Railway station in Uttar Pradesh, India

Jarauna railway station (station code JUA) is located in Meerganj, Jaunpur District, Uttar Pradesh, India.

This station is part of Northern Railway Zone's Lucknow NR Division and the Prayagraj-Mau-Gorakhpur line.

==Overview==

Jarauna Railway station is a low-revenue station, serving over 350 passengers and 4 passenger train on daily basis. It is under the administrative control of the Northern Railway zone's Lucknow NR railway division.

It is one of the railway stations in Jaunpur district, Uttar Pradesh, India. It is situated on the south-west side of the city about 45 km from Jaunpur Junction Railway Station. This station is under the Prayagraj-Mau-Gorakhpur line.

==History==

===Historical context and development===
- The line: Jarauna is situated on the Zafrabad Junction–Janghai Junction line. This section was developed as part of the broader effort by the Oudh and Rohilkhand Railway to connect major trade and administrative hubs in Uttar Pradesh.
- Regional expansion: The foundational rail network in the region began in 1872 with the opening of the broad-gauge line between Varanasi and Lucknow. Further branch lines, such as the one connecting to Janghai, were established shortly thereafter to improve local transit.
- Local significance: Historically, the station was established to serve the rural populations of Meerganj and surrounding villages, providing them access to larger junctions like Janghai and Jaunpur.

**Given request a:** According to the Jarauna station text, why was Jarauna station originally established?

**Input:**
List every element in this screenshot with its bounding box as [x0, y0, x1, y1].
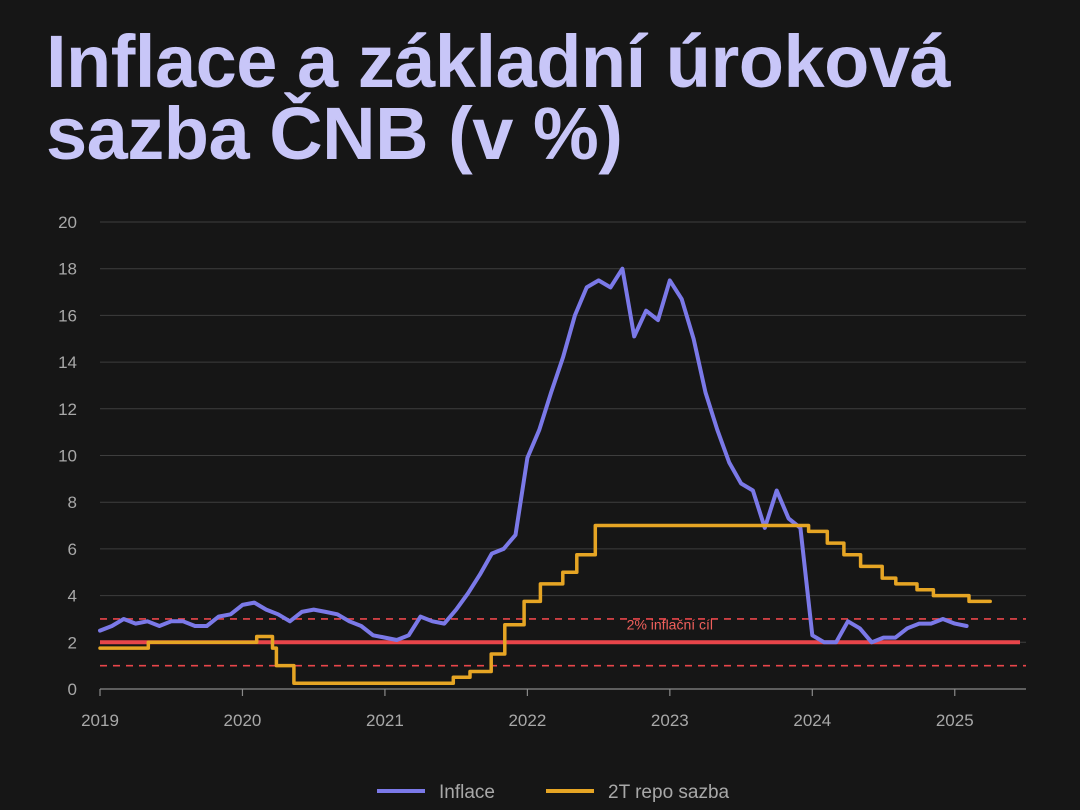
y-tick-label: 4: [68, 587, 77, 606]
y-tick-label: 6: [68, 540, 77, 559]
inflation-target-label: 2% inflační cíl: [627, 616, 713, 632]
x-tick-label: 2024: [793, 711, 831, 730]
legend-label: 2T repo sazba: [608, 782, 730, 803]
y-tick-label: 14: [58, 353, 77, 372]
y-axis-tick-labels: 0 2 4 6 8 10 12 14 16 18 20: [58, 213, 77, 699]
legend-label: Inflace: [439, 782, 495, 803]
x-tick-label: 2021: [366, 711, 404, 730]
y-tick-label: 2: [68, 633, 77, 652]
x-tick-label: 2025: [936, 711, 974, 730]
y-tick-label: 18: [58, 260, 77, 279]
x-tick-label: 2020: [224, 711, 262, 730]
x-tick-label: 2019: [81, 711, 119, 730]
y-tick-label: 0: [68, 680, 77, 699]
chart-series: [98, 266, 992, 685]
series-line-inflation: [98, 266, 969, 645]
y-tick-label: 20: [58, 213, 77, 232]
x-tick-label: 2023: [651, 711, 689, 730]
series-line-repo-rate: [98, 523, 992, 685]
chart-title: Inflace a základní úroková sazba ČNB (v …: [46, 20, 951, 175]
y-tick-label: 12: [58, 400, 77, 419]
x-axis-tick-labels: 2019 2020 2021 2022 2023 2024 2025: [81, 689, 974, 730]
x-tick-label: 2022: [508, 711, 546, 730]
grid-lines: [100, 221, 1026, 690]
y-tick-label: 8: [68, 493, 77, 512]
y-tick-label: 16: [58, 306, 77, 325]
chart-legend: Inflace 2T repo sazba: [377, 782, 730, 803]
y-tick-label: 10: [58, 447, 77, 466]
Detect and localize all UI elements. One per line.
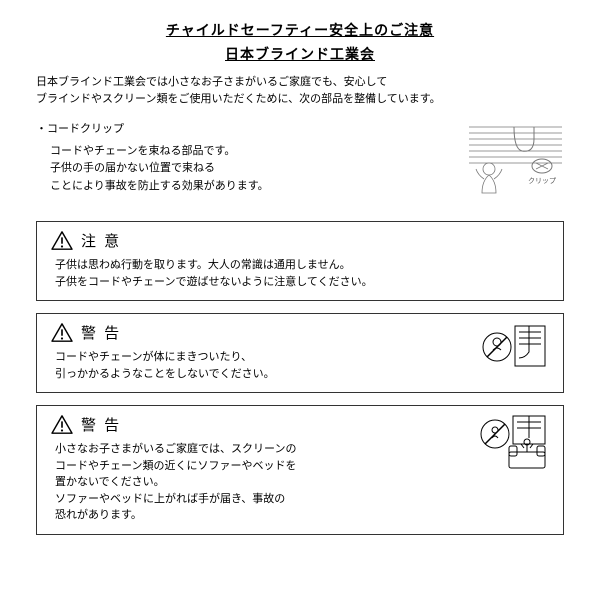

**Given request b:** Identify each line in the rows above that contains the string "Inflace", with case counting toward a match.

**Correct result a:** It was built to serve the rural populations of Meerganj and the surrounding villages. It gave them access to larger junctions such as Janghai and Jaunpur.

**Correct result b:**
legend-label: Inflace: [439, 782, 495, 803]
chart-title: Inflace a základní úroková sazba ČNB (v …: [46, 20, 951, 175]
chart-legend: Inflace 2T repo sazba: [377, 782, 730, 803]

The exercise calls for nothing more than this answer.